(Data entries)
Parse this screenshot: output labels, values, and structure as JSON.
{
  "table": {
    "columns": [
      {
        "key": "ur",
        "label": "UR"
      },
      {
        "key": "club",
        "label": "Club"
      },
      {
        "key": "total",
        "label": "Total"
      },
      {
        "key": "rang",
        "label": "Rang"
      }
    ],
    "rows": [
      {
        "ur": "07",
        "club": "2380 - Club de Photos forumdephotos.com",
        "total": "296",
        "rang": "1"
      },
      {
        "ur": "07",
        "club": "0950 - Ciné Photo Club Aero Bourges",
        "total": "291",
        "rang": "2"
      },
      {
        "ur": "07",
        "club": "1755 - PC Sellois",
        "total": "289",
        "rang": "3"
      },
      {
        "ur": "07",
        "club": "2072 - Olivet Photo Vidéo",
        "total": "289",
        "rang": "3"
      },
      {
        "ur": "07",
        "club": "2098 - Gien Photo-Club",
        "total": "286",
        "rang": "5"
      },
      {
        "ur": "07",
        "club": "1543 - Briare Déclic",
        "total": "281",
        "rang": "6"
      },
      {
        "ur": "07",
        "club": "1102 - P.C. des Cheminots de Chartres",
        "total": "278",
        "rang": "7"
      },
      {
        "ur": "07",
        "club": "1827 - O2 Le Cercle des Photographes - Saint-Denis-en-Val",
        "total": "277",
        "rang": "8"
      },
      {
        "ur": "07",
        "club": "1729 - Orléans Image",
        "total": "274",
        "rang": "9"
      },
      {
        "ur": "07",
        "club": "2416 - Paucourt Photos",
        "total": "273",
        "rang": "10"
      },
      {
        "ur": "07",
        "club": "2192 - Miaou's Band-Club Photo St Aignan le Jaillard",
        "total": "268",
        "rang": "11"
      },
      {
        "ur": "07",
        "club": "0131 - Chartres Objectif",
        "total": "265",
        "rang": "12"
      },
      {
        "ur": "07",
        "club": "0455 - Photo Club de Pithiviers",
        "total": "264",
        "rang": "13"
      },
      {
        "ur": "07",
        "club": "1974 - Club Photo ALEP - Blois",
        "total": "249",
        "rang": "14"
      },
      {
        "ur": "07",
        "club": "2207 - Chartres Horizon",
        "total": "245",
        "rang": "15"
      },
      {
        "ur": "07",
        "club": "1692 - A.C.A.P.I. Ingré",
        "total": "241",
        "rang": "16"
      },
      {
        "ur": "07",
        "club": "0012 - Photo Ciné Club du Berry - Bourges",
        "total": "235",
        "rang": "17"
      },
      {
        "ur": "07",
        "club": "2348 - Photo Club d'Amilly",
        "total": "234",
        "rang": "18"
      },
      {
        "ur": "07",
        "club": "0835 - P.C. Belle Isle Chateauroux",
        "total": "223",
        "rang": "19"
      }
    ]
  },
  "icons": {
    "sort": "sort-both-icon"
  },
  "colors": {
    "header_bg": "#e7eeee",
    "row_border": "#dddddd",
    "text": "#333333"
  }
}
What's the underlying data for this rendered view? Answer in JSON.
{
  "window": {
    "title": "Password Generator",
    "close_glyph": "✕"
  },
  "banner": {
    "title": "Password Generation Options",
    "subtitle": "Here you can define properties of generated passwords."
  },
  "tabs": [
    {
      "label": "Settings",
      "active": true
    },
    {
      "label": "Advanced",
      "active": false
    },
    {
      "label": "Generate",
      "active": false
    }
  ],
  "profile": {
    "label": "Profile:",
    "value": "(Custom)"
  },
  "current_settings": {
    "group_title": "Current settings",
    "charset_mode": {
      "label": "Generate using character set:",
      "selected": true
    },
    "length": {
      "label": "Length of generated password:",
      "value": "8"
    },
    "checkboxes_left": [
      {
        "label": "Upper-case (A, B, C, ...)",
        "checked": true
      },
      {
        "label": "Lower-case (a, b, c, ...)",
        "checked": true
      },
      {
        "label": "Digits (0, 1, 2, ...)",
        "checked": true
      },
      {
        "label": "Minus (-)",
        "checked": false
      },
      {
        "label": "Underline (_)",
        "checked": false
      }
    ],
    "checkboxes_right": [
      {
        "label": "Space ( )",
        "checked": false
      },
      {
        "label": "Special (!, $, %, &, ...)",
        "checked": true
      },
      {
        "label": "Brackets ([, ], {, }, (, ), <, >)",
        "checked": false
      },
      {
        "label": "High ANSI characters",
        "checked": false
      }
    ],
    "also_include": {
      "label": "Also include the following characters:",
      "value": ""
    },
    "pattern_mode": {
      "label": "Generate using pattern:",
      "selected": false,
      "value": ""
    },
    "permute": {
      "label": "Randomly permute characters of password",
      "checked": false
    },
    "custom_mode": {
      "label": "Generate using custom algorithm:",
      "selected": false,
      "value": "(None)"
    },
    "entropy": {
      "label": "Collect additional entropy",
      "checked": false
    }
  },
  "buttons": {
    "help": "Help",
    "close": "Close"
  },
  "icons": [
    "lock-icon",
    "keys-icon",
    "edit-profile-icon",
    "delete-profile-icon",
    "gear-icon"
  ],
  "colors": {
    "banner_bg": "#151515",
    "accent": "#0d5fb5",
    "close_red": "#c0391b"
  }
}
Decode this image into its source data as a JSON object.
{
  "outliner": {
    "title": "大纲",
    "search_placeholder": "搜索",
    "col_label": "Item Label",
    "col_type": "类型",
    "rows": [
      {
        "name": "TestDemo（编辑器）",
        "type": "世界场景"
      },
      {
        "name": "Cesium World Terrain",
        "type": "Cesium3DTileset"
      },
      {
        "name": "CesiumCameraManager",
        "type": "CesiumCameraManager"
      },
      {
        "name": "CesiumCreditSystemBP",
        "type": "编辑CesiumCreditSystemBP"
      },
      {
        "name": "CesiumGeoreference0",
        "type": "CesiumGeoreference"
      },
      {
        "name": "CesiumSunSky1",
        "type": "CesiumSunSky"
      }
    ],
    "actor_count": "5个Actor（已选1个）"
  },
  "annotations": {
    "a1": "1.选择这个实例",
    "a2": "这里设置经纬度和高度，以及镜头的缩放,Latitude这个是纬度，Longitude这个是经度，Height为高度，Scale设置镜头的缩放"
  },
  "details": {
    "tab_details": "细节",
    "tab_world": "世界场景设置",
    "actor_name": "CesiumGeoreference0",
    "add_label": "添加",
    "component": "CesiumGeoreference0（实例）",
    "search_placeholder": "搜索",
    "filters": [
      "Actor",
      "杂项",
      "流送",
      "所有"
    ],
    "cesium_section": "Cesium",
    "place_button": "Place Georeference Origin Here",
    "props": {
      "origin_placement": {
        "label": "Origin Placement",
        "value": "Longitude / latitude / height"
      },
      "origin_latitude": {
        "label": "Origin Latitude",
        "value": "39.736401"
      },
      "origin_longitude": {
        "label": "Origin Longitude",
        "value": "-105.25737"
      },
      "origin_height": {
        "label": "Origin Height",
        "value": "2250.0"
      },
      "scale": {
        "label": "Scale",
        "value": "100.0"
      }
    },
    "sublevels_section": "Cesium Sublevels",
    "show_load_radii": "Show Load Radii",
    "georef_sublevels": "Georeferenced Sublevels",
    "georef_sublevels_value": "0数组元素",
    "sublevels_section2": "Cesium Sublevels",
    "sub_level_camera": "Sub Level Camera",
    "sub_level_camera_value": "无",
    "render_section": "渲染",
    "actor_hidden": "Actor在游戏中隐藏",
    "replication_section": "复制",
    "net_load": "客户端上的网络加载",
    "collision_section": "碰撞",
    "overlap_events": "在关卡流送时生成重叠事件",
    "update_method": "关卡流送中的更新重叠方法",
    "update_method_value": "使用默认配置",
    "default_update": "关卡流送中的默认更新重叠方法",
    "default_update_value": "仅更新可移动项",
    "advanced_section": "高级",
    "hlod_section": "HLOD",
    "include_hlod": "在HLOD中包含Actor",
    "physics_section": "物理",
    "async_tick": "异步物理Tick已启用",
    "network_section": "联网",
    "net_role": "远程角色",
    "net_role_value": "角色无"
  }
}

» **Aim**
Point out every line holding the string "this" and copy it.

» **Written answer**
Parse this screenshot: output labels, values, and structure as JSON.
What's the underlying data for this rendered view? Answer in JSON.
Decode this image into its source data as a JSON object.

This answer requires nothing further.